━━━ Supplied records ━━━

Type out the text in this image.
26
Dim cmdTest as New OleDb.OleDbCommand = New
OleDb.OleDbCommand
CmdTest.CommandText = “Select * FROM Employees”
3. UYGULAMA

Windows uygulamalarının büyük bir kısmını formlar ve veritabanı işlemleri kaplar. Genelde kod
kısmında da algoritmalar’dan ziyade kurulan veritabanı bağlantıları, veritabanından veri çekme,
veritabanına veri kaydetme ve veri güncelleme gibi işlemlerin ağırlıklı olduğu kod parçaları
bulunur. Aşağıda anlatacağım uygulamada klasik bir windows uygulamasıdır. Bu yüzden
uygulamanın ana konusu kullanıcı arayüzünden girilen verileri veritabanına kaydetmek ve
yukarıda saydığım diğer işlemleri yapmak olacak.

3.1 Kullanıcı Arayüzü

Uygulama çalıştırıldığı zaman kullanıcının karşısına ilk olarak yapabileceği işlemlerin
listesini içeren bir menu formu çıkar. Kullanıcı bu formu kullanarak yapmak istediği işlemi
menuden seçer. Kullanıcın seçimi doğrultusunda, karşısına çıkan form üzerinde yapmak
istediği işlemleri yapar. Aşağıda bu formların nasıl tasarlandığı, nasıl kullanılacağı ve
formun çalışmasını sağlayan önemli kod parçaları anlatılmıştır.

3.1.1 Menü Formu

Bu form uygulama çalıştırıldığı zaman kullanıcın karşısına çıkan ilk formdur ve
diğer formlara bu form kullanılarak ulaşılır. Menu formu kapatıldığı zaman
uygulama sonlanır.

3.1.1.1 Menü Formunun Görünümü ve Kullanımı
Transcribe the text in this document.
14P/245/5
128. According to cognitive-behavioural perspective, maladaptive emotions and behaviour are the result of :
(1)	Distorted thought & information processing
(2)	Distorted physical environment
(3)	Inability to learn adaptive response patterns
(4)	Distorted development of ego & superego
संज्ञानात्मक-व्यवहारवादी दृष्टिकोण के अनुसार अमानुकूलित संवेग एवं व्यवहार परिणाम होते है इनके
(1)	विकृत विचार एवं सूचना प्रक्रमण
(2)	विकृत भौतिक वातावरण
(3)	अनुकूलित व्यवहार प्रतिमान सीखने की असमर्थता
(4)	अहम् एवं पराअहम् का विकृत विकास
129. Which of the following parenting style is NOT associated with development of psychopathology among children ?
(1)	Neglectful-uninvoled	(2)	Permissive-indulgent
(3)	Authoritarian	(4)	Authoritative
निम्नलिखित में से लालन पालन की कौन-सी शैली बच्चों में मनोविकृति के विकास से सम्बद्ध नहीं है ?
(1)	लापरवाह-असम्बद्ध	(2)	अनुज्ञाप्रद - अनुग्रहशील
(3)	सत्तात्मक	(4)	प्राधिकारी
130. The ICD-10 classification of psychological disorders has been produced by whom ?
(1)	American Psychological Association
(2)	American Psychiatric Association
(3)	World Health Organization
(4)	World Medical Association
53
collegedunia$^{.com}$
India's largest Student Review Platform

━━━

● **Task instructions**:
Reproduce the material exactly, with every line intact.

● **Final answer**:
Type out the text in this image.
26
Dim cmdTest as New OleDb.OleDbCommand = New
OleDb.OleDbCommand
CmdTest.CommandText = “Select * FROM Employees”
3. UYGULAMA

Windows uygulamalarının büyük bir kısmını formlar ve veritabanı işlemleri kaplar. Genelde kod
kısmında da algoritmalar’dan ziyade kurulan veritabanı bağlantıları, veritabanından veri çekme,
veritabanına veri kaydetme ve veri güncelleme gibi işlemlerin ağırlıklı olduğu kod parçaları
bulunur. Aşağıda anlatacağım uygulamada klasik bir windows uygulamasıdır. Bu yüzden
uygulamanın ana konusu kullanıcı arayüzünden girilen verileri veritabanına kaydetmek ve
yukarıda saydığım diğer işlemleri yapmak olacak.

3.1 Kullanıcı Arayüzü

Uygulama çalıştırıldığı zaman kullanıcının karşısına ilk olarak yapabileceği işlemlerin
listesini içeren bir menu formu çıkar. Kullanıcı bu formu kullanarak yapmak istediği işlemi
menuden seçer. Kullanıcın seçimi doğrultusunda, karşısına çıkan form üzerinde yapmak
istediği işlemleri yapar. Aşağıda bu formların nasıl tasarlandığı, nasıl kullanılacağı ve
formun çalışmasını sağlayan önemli kod parçaları anlatılmıştır.

3.1.1 Menü Formu

Bu form uygulama çalıştırıldığı zaman kullanıcın karşısına çıkan ilk formdur ve
diğer formlara bu form kullanılarak ulaşılır. Menu formu kapatıldığı zaman
uygulama sonlanır.

3.1.1.1 Menü Formunun Görünümü ve Kullanımı
Transcribe the text in this document.
14P/245/5
128. According to cognitive-behavioural perspective, maladaptive emotions and behaviour are the result of :
(1)	Distorted thought & information processing
(2)	Distorted physical environment
(3)	Inability to learn adaptive response patterns
(4)	Distorted development of ego & superego
संज्ञानात्मक-व्यवहारवादी दृष्टिकोण के अनुसार अमानुकूलित संवेग एवं व्यवहार परिणाम होते है इनके
(1)	विकृत विचार एवं सूचना प्रक्रमण
(2)	विकृत भौतिक वातावरण
(3)	अनुकूलित व्यवहार प्रतिमान सीखने की असमर्थता
(4)	अहम् एवं पराअहम् का विकृत विकास
129. Which of the following parenting style is NOT associated with development of psychopathology among children ?
(1)	Neglectful-uninvoled	(2)	Permissive-indulgent
(3)	Authoritarian	(4)	Authoritative
निम्नलिखित में से लालन पालन की कौन-सी शैली बच्चों में मनोविकृति के विकास से सम्बद्ध नहीं है ?
(1)	लापरवाह-असम्बद्ध	(2)	अनुज्ञाप्रद - अनुग्रहशील
(3)	सत्तात्मक	(4)	प्राधिकारी
130. The ICD-10 classification of psychological disorders has been produced by whom ?
(1)	American Psychological Association
(2)	American Psychiatric Association
(3)	World Health Organization
(4)	World Medical Association
53
collegedunia$^{.com}$
India's largest Student Review Platform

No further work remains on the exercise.